- **WHAT IS NEEDED**: Below are some records. Pull every line that contains the word "Department".

--- MATERIAL SUPPLIED Enclosed Below ---

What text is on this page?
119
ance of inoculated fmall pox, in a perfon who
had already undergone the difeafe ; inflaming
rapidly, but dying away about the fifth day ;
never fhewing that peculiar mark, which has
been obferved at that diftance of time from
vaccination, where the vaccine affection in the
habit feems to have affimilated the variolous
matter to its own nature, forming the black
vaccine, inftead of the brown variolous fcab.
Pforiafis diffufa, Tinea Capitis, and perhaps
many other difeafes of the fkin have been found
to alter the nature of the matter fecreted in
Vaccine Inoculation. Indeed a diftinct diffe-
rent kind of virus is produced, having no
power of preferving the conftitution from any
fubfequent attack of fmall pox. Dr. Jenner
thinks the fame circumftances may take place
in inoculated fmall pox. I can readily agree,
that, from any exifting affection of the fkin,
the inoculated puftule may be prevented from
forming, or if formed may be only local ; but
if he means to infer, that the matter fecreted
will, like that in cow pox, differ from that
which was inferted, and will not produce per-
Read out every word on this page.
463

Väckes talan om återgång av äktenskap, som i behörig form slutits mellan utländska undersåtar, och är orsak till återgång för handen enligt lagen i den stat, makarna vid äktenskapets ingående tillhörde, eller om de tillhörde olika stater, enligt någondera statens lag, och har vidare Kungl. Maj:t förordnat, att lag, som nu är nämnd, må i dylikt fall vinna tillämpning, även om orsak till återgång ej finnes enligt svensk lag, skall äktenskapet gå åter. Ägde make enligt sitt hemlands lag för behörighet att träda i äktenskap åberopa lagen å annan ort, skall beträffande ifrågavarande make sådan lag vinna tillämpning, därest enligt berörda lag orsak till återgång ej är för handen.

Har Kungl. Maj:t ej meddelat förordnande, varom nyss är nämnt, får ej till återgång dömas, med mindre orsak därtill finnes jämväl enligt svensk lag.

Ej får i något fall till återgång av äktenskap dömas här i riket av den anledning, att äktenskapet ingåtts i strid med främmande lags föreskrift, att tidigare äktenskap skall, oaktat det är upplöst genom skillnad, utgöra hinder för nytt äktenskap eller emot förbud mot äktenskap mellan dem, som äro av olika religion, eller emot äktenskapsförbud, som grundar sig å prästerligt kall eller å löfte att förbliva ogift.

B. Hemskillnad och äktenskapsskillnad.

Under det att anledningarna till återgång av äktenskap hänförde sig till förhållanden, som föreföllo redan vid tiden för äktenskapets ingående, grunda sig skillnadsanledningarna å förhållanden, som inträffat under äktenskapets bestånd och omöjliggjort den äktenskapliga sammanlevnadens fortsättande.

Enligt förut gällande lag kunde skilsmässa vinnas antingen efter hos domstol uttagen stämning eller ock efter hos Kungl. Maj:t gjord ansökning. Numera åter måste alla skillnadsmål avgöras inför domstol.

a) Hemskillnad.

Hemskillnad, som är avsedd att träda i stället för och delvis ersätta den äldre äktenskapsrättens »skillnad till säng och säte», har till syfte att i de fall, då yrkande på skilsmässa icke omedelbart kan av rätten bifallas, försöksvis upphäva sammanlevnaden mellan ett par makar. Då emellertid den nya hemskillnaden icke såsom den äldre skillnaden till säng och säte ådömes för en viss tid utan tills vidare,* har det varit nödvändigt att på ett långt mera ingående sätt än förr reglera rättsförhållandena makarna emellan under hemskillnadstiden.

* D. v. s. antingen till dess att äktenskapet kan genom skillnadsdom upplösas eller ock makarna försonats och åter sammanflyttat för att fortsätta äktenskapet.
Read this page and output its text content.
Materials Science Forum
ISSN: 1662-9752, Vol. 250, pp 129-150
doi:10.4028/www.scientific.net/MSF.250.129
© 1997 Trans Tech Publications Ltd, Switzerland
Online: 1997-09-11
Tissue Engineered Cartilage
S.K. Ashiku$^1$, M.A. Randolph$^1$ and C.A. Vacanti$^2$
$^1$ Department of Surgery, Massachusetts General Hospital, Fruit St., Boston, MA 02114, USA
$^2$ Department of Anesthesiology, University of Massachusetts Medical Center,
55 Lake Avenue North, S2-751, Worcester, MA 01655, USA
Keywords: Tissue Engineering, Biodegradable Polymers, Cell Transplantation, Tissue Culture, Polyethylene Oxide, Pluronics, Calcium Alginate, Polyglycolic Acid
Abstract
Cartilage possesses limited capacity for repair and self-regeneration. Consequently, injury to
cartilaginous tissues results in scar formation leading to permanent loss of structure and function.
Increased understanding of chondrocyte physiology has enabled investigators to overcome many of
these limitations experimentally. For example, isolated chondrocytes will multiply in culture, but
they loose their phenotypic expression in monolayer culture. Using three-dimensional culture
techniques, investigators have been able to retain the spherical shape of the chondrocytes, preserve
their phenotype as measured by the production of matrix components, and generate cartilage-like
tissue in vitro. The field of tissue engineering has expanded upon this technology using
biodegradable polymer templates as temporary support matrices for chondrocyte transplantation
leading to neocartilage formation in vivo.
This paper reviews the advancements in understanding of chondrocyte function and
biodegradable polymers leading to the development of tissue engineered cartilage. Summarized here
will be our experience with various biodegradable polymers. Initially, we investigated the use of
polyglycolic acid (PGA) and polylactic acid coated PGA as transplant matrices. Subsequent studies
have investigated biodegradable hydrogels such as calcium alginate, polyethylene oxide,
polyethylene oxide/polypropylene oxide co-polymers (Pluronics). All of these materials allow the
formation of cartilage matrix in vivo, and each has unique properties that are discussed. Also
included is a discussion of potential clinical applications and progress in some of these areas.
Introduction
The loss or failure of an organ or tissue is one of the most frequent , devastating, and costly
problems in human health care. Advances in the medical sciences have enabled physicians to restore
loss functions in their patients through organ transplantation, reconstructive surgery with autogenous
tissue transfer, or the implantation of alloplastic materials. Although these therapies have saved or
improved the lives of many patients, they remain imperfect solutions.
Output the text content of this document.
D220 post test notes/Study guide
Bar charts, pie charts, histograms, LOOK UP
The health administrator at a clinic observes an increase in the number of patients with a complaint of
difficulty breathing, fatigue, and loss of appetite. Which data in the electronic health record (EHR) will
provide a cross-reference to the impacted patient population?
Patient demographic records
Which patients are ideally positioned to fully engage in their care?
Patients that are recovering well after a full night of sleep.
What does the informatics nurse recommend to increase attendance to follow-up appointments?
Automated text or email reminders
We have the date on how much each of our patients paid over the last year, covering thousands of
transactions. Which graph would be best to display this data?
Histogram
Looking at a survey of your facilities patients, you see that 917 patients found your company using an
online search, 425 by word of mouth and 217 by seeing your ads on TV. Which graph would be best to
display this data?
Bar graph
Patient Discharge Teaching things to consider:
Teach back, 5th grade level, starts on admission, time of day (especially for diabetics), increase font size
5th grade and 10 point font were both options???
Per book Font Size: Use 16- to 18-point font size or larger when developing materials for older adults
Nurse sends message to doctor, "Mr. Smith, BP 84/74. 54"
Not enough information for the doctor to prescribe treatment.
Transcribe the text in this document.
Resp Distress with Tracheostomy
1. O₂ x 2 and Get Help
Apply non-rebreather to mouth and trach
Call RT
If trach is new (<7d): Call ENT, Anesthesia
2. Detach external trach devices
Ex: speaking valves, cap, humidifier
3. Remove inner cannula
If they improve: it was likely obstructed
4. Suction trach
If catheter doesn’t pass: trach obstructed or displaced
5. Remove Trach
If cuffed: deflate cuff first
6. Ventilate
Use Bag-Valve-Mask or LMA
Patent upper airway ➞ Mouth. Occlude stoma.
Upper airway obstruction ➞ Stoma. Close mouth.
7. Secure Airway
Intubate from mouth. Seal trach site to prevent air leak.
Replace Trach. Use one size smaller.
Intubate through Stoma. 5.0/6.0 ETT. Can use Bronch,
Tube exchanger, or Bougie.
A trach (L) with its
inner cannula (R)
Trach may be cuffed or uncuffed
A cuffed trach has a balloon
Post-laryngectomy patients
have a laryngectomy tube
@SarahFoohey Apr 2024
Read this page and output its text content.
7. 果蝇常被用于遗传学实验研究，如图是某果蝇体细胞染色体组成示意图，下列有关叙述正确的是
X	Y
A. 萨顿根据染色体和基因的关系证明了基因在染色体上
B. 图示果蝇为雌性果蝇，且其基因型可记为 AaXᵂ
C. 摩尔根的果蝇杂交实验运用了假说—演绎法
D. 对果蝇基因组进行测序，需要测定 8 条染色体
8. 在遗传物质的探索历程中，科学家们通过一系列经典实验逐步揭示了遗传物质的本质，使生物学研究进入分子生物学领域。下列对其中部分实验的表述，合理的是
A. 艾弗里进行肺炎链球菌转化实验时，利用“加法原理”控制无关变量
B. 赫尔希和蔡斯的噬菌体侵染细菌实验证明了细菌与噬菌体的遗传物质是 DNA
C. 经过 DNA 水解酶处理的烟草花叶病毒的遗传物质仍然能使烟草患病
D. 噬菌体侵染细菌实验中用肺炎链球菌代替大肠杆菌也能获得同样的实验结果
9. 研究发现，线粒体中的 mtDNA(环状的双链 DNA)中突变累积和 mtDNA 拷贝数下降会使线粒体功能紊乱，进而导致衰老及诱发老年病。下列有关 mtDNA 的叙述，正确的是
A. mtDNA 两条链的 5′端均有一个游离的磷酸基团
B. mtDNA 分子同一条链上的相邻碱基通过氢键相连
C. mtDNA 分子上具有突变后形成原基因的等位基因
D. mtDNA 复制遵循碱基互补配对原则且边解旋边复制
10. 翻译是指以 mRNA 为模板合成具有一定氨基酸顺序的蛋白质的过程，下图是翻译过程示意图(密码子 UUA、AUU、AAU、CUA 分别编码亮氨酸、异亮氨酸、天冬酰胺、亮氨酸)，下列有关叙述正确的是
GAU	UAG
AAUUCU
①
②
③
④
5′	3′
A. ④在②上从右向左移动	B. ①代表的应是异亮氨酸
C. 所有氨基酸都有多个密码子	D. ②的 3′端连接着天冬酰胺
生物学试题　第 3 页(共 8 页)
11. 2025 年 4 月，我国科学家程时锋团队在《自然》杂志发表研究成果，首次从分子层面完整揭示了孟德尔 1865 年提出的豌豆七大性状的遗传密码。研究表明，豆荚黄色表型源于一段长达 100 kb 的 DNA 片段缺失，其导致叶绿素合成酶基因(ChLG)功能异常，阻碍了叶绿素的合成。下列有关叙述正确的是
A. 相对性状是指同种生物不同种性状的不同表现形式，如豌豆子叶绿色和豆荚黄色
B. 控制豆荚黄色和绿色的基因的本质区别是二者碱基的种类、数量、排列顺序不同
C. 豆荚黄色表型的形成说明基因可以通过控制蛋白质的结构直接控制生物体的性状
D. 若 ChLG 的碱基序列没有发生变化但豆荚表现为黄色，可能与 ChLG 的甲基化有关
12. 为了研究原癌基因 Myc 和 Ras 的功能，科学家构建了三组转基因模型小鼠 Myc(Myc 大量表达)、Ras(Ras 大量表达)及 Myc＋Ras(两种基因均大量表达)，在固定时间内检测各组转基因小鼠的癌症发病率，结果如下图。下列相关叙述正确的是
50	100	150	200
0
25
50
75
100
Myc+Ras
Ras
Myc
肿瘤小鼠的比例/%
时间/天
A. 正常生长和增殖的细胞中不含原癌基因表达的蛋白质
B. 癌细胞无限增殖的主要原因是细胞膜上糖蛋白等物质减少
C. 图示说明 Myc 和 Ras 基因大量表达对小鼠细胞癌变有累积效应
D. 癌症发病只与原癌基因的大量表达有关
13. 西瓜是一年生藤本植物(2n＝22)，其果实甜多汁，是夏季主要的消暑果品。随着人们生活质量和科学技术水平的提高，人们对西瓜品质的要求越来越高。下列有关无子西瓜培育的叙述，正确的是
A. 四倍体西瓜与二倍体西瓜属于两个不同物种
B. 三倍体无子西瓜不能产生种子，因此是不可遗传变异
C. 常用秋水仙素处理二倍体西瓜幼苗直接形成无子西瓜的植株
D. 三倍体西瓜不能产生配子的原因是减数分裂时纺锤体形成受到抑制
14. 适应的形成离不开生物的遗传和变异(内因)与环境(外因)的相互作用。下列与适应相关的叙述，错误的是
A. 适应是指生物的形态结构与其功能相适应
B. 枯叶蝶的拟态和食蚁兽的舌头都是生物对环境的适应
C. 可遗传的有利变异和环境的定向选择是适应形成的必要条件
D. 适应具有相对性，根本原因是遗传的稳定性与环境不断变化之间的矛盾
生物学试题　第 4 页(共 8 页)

--- End of Enclosed MATERIAL SUPPLIED ---

- **FINAL ANSWER**:
$^1$ Department of Surgery, Massachusetts General Hospital, Fruit St., Boston, MA 02114, USA
$^2$ Department of Anesthesiology, University of Massachusetts Medical Center,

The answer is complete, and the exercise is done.